**DIRECTIVE**. Below are some entries. Output each one exactly as it appears.

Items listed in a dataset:
+===+

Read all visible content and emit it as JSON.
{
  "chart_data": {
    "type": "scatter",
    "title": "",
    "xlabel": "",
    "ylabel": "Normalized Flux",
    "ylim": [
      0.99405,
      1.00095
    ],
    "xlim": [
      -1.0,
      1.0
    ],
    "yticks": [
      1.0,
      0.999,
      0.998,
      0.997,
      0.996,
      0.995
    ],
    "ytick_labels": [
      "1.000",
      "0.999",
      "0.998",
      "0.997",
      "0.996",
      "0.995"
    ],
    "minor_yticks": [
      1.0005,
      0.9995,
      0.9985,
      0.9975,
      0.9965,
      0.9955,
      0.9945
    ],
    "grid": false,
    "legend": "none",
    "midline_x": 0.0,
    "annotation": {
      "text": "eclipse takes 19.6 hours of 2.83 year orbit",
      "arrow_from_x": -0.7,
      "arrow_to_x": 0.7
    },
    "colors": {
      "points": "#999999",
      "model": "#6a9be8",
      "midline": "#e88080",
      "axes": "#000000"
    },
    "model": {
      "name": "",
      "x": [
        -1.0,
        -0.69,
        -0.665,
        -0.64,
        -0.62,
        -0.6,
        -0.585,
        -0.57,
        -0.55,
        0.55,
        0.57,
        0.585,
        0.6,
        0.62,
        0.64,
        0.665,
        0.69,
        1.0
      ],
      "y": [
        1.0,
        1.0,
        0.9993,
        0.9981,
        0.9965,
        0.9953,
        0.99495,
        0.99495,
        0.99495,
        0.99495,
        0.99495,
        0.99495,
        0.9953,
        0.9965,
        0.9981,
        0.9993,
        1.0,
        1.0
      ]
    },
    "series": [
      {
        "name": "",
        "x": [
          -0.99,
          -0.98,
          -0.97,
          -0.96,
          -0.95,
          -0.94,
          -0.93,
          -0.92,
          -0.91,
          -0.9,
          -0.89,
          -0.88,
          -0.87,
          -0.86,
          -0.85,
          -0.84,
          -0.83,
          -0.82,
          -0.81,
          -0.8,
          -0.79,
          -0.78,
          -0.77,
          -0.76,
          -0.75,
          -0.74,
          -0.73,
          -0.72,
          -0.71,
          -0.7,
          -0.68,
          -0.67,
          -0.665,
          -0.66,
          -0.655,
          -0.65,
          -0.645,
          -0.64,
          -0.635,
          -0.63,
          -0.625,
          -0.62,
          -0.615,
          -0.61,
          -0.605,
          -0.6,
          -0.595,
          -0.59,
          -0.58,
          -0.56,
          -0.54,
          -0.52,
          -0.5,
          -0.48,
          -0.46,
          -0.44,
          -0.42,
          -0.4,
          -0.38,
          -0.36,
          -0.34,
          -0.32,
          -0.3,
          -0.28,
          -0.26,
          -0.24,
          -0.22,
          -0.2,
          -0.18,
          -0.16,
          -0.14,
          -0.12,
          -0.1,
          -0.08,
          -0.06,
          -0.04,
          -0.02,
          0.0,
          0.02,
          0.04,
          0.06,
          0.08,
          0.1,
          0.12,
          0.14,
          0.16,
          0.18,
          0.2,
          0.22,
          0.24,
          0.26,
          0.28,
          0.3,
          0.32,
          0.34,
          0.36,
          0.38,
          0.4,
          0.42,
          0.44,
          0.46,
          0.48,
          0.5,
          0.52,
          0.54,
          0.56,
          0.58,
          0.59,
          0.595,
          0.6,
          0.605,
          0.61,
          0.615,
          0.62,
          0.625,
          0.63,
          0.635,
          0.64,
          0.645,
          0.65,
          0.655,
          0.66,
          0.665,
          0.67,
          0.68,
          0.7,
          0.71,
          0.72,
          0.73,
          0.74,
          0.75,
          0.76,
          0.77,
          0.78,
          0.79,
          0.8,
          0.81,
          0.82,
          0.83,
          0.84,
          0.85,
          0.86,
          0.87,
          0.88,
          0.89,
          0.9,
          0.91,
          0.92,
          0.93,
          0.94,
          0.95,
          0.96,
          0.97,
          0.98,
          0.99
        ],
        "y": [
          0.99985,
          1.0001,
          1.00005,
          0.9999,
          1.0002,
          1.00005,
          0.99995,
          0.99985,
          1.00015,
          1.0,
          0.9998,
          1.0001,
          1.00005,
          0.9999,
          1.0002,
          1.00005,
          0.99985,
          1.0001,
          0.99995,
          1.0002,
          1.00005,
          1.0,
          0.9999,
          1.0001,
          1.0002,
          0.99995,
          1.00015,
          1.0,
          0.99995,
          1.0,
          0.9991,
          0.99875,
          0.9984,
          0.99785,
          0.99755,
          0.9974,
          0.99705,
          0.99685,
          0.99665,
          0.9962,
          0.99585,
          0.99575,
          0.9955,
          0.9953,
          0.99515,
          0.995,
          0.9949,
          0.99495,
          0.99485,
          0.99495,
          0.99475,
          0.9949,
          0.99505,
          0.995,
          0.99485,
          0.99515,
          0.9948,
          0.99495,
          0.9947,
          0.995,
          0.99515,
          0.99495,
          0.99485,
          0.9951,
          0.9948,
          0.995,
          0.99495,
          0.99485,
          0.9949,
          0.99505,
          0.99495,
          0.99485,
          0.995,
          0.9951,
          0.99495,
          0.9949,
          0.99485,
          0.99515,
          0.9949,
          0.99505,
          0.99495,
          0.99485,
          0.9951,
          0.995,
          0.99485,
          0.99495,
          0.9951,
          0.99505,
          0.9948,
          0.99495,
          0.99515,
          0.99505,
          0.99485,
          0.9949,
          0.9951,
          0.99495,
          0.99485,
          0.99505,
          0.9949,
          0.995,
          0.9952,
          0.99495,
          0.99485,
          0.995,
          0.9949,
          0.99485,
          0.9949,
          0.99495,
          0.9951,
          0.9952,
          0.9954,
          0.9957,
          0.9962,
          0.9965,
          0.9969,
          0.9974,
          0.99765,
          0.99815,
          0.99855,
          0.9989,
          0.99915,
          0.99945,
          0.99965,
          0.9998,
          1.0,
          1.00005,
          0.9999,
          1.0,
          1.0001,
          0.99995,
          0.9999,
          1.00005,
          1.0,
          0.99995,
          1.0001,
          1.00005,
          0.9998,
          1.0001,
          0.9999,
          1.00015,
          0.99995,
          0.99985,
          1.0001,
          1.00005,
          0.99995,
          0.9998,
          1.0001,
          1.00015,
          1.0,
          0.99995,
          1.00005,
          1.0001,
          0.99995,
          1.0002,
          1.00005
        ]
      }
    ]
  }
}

+===+

**TASK OUTPUT**.
Read all visible content and emit it as JSON.
{
  "chart_data": {
    "type": "scatter",
    "title": "",
    "xlabel": "",
    "ylabel": "Normalized Flux",
    "ylim": [
      0.99405,
      1.00095
    ],
    "xlim": [
      -1.0,
      1.0
    ],
    "yticks": [
      1.0,
      0.999,
      0.998,
      0.997,
      0.996,
      0.995
    ],
    "ytick_labels": [
      "1.000",
      "0.999",
      "0.998",
      "0.997",
      "0.996",
      "0.995"
    ],
    "minor_yticks": [
      1.0005,
      0.9995,
      0.9985,
      0.9975,
      0.9965,
      0.9955,
      0.9945
    ],
    "grid": false,
    "legend": "none",
    "midline_x": 0.0,
    "annotation": {
      "text": "eclipse takes 19.6 hours of 2.83 year orbit",
      "arrow_from_x": -0.7,
      "arrow_to_x": 0.7
    },
    "colors": {
      "points": "#999999",
      "model": "#6a9be8",
      "midline": "#e88080",
      "axes": "#000000"
    },
    "model": {
      "name": "",
      "x": [
        -1.0,
        -0.69,
        -0.665,
        -0.64,
        -0.62,
        -0.6,
        -0.585,
        -0.57,
        -0.55,
        0.55,
        0.57,
        0.585,
        0.6,
        0.62,
        0.64,
        0.665,
        0.69,
        1.0
      ],
      "y": [
        1.0,
        1.0,
        0.9993,
        0.9981,
        0.9965,
        0.9953,
        0.99495,
        0.99495,
        0.99495,
        0.99495,
        0.99495,
        0.99495,
        0.9953,
        0.9965,
        0.9981,
        0.9993,
        1.0,
        1.0
      ]
    },
    "series": [
      {
        "name": "",
        "x": [
          -0.99,
          -0.98,
          -0.97,
          -0.96,
          -0.95,
          -0.94,
          -0.93,
          -0.92,
          -0.91,
          -0.9,
          -0.89,
          -0.88,
          -0.87,
          -0.86,
          -0.85,
          -0.84,
          -0.83,
          -0.82,
          -0.81,
          -0.8,
          -0.79,
          -0.78,
          -0.77,
          -0.76,
          -0.75,
          -0.74,
          -0.73,
          -0.72,
          -0.71,
          -0.7,
          -0.68,
          -0.67,
          -0.665,
          -0.66,
          -0.655,
          -0.65,
          -0.645,
          -0.64,
          -0.635,
          -0.63,
          -0.625,
          -0.62,
          -0.615,
          -0.61,
          -0.605,
          -0.6,
          -0.595,
          -0.59,
          -0.58,
          -0.56,
          -0.54,
          -0.52,
          -0.5,
          -0.48,
          -0.46,
          -0.44,
          -0.42,
          -0.4,
          -0.38,
          -0.36,
          -0.34,
          -0.32,
          -0.3,
          -0.28,
          -0.26,
          -0.24,
          -0.22,
          -0.2,
          -0.18,
          -0.16,
          -0.14,
          -0.12,
          -0.1,
          -0.08,
          -0.06,
          -0.04,
          -0.02,
          0.0,
          0.02,
          0.04,
          0.06,
          0.08,
          0.1,
          0.12,
          0.14,
          0.16,
          0.18,
          0.2,
          0.22,
          0.24,
          0.26,
          0.28,
          0.3,
          0.32,
          0.34,
          0.36,
          0.38,
          0.4,
          0.42,
          0.44,
          0.46,
          0.48,
          0.5,
          0.52,
          0.54,
          0.56,
          0.58,
          0.59,
          0.595,
          0.6,
          0.605,
          0.61,
          0.615,
          0.62,
          0.625,
          0.63,
          0.635,
          0.64,
          0.645,
          0.65,
          0.655,
          0.66,
          0.665,
          0.67,
          0.68,
          0.7,
          0.71,
          0.72,
          0.73,
          0.74,
          0.75,
          0.76,
          0.77,
          0.78,
          0.79,
          0.8,
          0.81,
          0.82,
          0.83,
          0.84,
          0.85,
          0.86,
          0.87,
          0.88,
          0.89,
          0.9,
          0.91,
          0.92,
          0.93,
          0.94,
          0.95,
          0.96,
          0.97,
          0.98,
          0.99
        ],
        "y": [
          0.99985,
          1.0001,
          1.00005,
          0.9999,
          1.0002,
          1.00005,
          0.99995,
          0.99985,
          1.00015,
          1.0,
          0.9998,
          1.0001,
          1.00005,
          0.9999,
          1.0002,
          1.00005,
          0.99985,
          1.0001,
          0.99995,
          1.0002,
          1.00005,
          1.0,
          0.9999,
          1.0001,
          1.0002,
          0.99995,
          1.00015,
          1.0,
          0.99995,
          1.0,
          0.9991,
          0.99875,
          0.9984,
          0.99785,
          0.99755,
          0.9974,
          0.99705,
          0.99685,
          0.99665,
          0.9962,
          0.99585,
          0.99575,
          0.9955,
          0.9953,
          0.99515,
          0.995,
          0.9949,
          0.99495,
          0.99485,
          0.99495,
          0.99475,
          0.9949,
          0.99505,
          0.995,
          0.99485,
          0.99515,
          0.9948,
          0.99495,
          0.9947,
          0.995,
          0.99515,
          0.99495,
          0.99485,
          0.9951,
          0.9948,
          0.995,
          0.99495,
          0.99485,
          0.9949,
          0.99505,
          0.99495,
          0.99485,
          0.995,
          0.9951,
          0.99495,
          0.9949,
          0.99485,
          0.99515,
          0.9949,
          0.99505,
          0.99495,
          0.99485,
          0.9951,
          0.995,
          0.99485,
          0.99495,
          0.9951,
          0.99505,
          0.9948,
          0.99495,
          0.99515,
          0.99505,
          0.99485,
          0.9949,
          0.9951,
          0.99495,
          0.99485,
          0.99505,
          0.9949,
          0.995,
          0.9952,
          0.99495,
          0.99485,
          0.995,
          0.9949,
          0.99485,
          0.9949,
          0.99495,
          0.9951,
          0.9952,
          0.9954,
          0.9957,
          0.9962,
          0.9965,
          0.9969,
          0.9974,
          0.99765,
          0.99815,
          0.99855,
          0.9989,
          0.99915,
          0.99945,
          0.99965,
          0.9998,
          1.0,
          1.00005,
          0.9999,
          1.0,
          1.0001,
          0.99995,
          0.9999,
          1.00005,
          1.0,
          0.99995,
          1.0001,
          1.00005,
          0.9998,
          1.0001,
          0.9999,
          1.00015,
          0.99995,
          0.99985,
          1.0001,
          1.00005,
          0.99995,
          0.9998,
          1.0001,
          1.00015,
          1.0,
          0.99995,
          1.00005,
          1.0001,
          0.99995,
          1.0002,
          1.00005
        ]
      }
    ]
  }
}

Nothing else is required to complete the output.